» REQUEST: Pull every line containing "name" from the entries.

---- RECORD SET

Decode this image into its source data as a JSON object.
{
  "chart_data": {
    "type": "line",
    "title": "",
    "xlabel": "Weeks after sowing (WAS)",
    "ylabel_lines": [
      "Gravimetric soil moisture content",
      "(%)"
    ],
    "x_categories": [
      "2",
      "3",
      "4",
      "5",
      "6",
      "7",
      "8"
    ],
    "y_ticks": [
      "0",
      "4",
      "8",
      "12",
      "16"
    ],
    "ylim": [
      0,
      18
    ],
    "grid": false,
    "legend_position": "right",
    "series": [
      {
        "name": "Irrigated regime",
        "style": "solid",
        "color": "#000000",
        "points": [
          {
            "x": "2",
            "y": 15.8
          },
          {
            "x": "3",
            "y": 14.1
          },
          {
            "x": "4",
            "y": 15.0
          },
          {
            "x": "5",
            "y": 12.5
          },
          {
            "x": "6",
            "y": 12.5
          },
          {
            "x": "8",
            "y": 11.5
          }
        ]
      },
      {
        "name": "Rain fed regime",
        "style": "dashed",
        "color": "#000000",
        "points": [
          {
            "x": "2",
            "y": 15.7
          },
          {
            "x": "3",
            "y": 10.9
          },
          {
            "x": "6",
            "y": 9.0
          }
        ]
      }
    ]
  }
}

--------

» WRITTEN SOLUTION:
        "name": "Irrigated regime",
        "name": "Rain fed regime",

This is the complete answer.